* [Problem requirements]
Write down each entry again, exactly as it reads.

## start

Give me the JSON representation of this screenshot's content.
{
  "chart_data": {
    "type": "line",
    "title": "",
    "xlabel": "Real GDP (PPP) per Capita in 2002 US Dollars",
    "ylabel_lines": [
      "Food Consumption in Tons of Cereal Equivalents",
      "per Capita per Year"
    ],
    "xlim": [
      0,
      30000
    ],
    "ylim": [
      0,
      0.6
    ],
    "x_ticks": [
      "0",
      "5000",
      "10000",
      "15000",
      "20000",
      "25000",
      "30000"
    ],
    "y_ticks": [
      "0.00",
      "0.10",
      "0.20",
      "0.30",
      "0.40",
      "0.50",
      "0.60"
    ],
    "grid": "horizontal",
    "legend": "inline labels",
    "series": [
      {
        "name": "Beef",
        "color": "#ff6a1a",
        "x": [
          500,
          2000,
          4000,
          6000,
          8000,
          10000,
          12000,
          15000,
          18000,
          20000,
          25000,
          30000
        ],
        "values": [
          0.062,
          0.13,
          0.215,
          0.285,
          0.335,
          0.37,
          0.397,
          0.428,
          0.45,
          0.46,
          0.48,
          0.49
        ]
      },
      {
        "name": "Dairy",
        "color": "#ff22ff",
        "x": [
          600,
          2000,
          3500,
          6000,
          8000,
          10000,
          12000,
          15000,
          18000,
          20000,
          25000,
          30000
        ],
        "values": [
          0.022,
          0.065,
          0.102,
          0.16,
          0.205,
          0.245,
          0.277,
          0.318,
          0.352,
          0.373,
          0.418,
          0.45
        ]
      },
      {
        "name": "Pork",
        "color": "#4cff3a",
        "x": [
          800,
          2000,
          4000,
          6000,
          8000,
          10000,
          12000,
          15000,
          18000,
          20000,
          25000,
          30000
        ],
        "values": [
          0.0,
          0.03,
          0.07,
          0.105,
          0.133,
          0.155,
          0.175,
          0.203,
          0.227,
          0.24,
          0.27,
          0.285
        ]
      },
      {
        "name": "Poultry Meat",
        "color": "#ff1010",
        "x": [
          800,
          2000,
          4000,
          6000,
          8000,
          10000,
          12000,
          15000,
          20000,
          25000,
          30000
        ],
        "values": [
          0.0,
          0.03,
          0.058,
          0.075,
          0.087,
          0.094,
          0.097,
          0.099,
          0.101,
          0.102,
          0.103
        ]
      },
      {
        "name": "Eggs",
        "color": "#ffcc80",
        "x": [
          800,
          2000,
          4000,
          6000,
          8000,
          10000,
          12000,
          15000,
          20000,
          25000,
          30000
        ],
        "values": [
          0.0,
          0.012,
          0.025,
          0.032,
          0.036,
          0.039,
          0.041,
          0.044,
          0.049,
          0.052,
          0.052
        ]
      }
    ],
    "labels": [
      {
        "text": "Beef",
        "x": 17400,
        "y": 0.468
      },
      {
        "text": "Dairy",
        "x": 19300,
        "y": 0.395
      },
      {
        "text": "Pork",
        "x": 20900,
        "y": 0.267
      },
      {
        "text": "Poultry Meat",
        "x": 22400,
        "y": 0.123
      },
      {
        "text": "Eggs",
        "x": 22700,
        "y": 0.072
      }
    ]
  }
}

## end

* [Exercise response]
Give me the JSON representation of this screenshot's content.
{
  "chart_data": {
    "type": "line",
    "title": "",
    "xlabel": "Real GDP (PPP) per Capita in 2002 US Dollars",
    "ylabel_lines": [
      "Food Consumption in Tons of Cereal Equivalents",
      "per Capita per Year"
    ],
    "xlim": [
      0,
      30000
    ],
    "ylim": [
      0,
      0.6
    ],
    "x_ticks": [
      "0",
      "5000",
      "10000",
      "15000",
      "20000",
      "25000",
      "30000"
    ],
    "y_ticks": [
      "0.00",
      "0.10",
      "0.20",
      "0.30",
      "0.40",
      "0.50",
      "0.60"
    ],
    "grid": "horizontal",
    "legend": "inline labels",
    "series": [
      {
        "name": "Beef",
        "color": "#ff6a1a",
        "x": [
          500,
          2000,
          4000,
          6000,
          8000,
          10000,
          12000,
          15000,
          18000,
          20000,
          25000,
          30000
        ],
        "values": [
          0.062,
          0.13,
          0.215,
          0.285,
          0.335,
          0.37,
          0.397,
          0.428,
          0.45,
          0.46,
          0.48,
          0.49
        ]
      },
      {
        "name": "Dairy",
        "color": "#ff22ff",
        "x": [
          600,
          2000,
          3500,
          6000,
          8000,
          10000,
          12000,
          15000,
          18000,
          20000,
          25000,
          30000
        ],
        "values": [
          0.022,
          0.065,
          0.102,
          0.16,
          0.205,
          0.245,
          0.277,
          0.318,
          0.352,
          0.373,
          0.418,
          0.45
        ]
      },
      {
        "name": "Pork",
        "color": "#4cff3a",
        "x": [
          800,
          2000,
          4000,
          6000,
          8000,
          10000,
          12000,
          15000,
          18000,
          20000,
          25000,
          30000
        ],
        "values": [
          0.0,
          0.03,
          0.07,
          0.105,
          0.133,
          0.155,
          0.175,
          0.203,
          0.227,
          0.24,
          0.27,
          0.285
        ]
      },
      {
        "name": "Poultry Meat",
        "color": "#ff1010",
        "x": [
          800,
          2000,
          4000,
          6000,
          8000,
          10000,
          12000,
          15000,
          20000,
          25000,
          30000
        ],
        "values": [
          0.0,
          0.03,
          0.058,
          0.075,
          0.087,
          0.094,
          0.097,
          0.099,
          0.101,
          0.102,
          0.103
        ]
      },
      {
        "name": "Eggs",
        "color": "#ffcc80",
        "x": [
          800,
          2000,
          4000,
          6000,
          8000,
          10000,
          12000,
          15000,
          20000,
          25000,
          30000
        ],
        "values": [
          0.0,
          0.012,
          0.025,
          0.032,
          0.036,
          0.039,
          0.041,
          0.044,
          0.049,
          0.052,
          0.052
        ]
      }
    ],
    "labels": [
      {
        "text": "Beef",
        "x": 17400,
        "y": 0.468
      },
      {
        "text": "Dairy",
        "x": 19300,
        "y": 0.395
      },
      {
        "text": "Pork",
        "x": 20900,
        "y": 0.267
      },
      {
        "text": "Poultry Meat",
        "x": 22400,
        "y": 0.123
      },
      {
        "text": "Eggs",
        "x": 22700,
        "y": 0.072
      }
    ]
  }
}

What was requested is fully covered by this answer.